--- REQUIRED TASK ---
Select and reproduce each line of the listing below that bears the string "wordt".

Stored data
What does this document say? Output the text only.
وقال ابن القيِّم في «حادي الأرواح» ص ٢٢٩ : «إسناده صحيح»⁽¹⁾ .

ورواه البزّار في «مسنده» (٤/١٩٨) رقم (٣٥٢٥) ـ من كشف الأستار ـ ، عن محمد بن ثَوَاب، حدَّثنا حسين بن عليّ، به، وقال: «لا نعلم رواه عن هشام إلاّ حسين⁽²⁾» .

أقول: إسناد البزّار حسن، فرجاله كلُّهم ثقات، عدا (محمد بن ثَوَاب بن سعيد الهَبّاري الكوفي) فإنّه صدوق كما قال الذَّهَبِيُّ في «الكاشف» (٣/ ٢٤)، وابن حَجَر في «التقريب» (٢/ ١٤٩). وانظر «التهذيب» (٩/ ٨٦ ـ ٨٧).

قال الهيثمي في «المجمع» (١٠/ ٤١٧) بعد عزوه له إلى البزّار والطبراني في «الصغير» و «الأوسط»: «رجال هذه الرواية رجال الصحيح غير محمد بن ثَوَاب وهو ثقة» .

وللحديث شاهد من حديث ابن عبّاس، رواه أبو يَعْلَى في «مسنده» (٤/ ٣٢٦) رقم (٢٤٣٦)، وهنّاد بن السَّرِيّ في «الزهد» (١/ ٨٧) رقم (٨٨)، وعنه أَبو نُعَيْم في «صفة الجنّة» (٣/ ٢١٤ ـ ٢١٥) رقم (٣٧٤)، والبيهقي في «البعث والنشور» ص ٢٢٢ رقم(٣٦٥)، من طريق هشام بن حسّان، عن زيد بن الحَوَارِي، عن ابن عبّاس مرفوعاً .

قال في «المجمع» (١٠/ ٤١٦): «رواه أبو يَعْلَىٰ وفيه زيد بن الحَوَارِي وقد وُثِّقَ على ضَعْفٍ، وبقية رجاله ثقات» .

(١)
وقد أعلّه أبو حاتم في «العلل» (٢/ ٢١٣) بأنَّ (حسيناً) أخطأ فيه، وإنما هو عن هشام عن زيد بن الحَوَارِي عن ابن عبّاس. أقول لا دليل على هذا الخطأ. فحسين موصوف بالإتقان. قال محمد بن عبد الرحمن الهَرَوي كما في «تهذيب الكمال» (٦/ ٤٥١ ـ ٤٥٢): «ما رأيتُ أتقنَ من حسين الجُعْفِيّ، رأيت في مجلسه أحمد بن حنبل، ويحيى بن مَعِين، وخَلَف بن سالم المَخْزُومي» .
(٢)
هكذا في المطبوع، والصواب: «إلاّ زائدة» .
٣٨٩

==

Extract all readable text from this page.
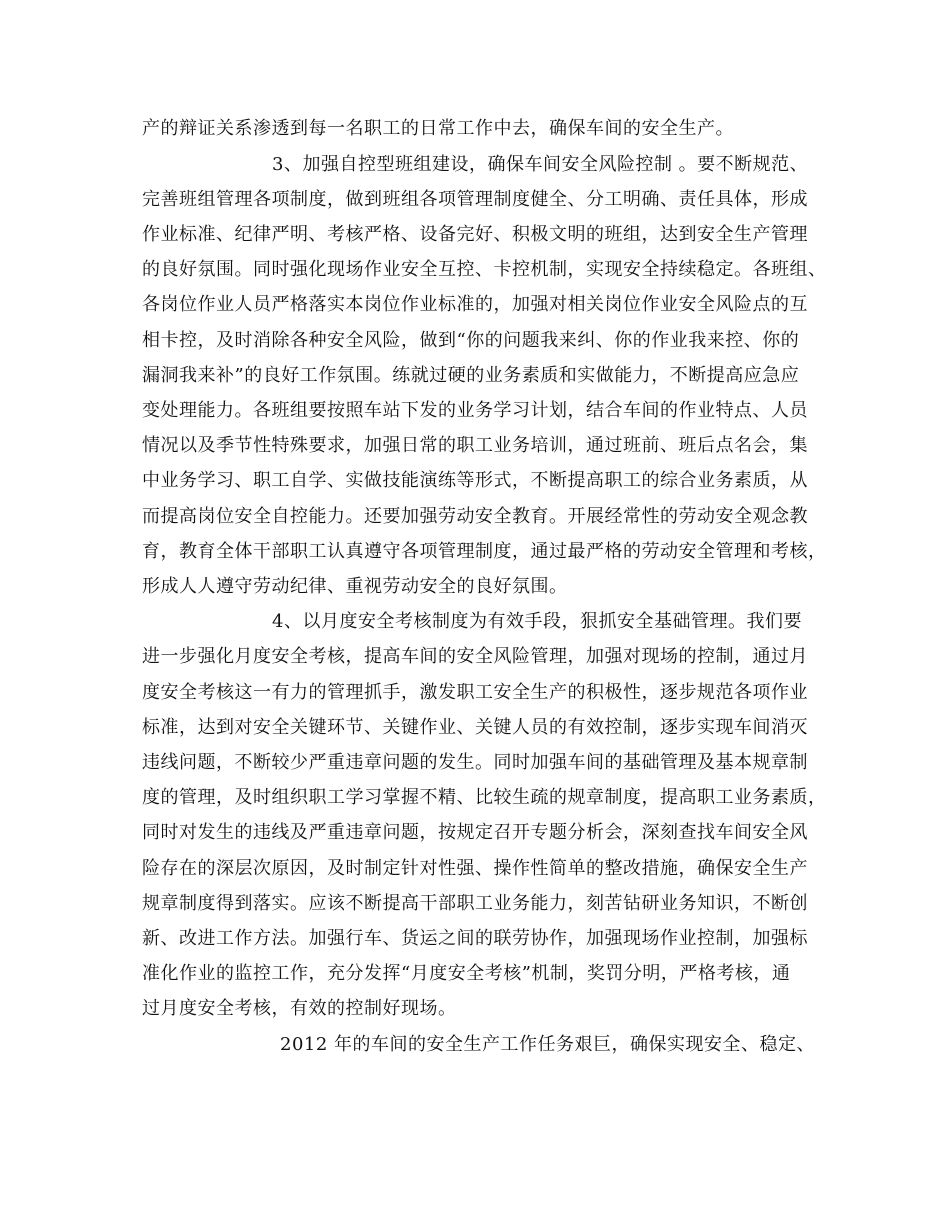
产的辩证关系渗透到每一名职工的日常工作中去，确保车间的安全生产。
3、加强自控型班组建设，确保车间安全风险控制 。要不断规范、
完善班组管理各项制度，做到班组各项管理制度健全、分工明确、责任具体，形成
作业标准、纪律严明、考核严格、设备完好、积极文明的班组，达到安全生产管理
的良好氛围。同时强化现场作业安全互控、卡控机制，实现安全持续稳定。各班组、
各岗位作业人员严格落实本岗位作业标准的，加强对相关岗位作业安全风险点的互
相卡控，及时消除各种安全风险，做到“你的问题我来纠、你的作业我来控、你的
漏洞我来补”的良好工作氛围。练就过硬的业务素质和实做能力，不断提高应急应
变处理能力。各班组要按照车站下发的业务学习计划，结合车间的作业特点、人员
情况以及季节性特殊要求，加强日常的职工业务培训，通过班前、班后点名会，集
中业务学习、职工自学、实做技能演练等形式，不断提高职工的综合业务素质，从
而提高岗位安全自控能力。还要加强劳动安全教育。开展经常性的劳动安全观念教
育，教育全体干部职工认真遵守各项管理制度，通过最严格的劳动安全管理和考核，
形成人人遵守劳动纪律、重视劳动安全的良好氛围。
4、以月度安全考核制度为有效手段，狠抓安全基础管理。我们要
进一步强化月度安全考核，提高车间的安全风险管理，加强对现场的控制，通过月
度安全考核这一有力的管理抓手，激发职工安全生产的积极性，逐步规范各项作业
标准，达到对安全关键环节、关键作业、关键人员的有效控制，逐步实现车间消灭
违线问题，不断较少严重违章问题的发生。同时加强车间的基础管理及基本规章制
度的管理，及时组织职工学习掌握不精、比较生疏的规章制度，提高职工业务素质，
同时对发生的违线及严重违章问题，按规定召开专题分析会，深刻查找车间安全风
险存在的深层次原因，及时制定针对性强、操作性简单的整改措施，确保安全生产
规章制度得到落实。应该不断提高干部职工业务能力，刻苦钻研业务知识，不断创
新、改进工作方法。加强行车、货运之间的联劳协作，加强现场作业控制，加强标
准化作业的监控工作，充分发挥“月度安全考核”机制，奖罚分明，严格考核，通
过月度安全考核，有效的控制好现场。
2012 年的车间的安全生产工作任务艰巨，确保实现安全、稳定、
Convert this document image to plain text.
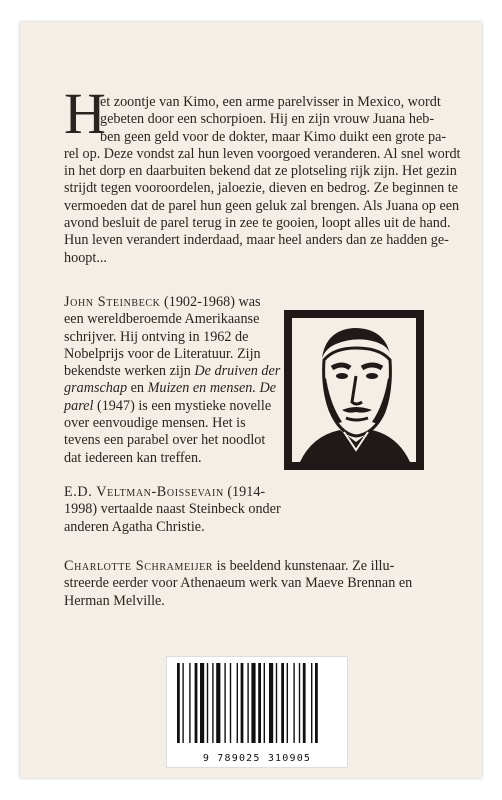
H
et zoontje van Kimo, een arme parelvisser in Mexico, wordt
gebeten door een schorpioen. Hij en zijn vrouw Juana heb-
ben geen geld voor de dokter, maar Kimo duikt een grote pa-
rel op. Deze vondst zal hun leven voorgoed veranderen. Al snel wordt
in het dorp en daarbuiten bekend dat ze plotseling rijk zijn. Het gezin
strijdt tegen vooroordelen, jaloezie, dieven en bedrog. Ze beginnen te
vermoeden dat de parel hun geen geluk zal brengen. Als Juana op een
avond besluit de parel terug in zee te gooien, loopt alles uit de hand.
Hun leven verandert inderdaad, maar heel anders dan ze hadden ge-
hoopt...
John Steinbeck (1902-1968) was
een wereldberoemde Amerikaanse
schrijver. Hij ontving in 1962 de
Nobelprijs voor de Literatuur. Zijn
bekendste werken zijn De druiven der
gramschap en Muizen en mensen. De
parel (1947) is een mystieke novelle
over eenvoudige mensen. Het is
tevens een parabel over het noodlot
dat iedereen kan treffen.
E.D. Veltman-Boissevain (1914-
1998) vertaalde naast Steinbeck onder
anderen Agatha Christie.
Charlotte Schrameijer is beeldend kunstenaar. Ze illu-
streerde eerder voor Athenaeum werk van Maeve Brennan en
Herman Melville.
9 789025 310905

--- SOLVED PROBLEM ---
et zoontje van Kimo, een arme parelvisser in Mexico, wordt
rel op. Deze vondst zal hun leven voorgoed veranderen. Al snel wordt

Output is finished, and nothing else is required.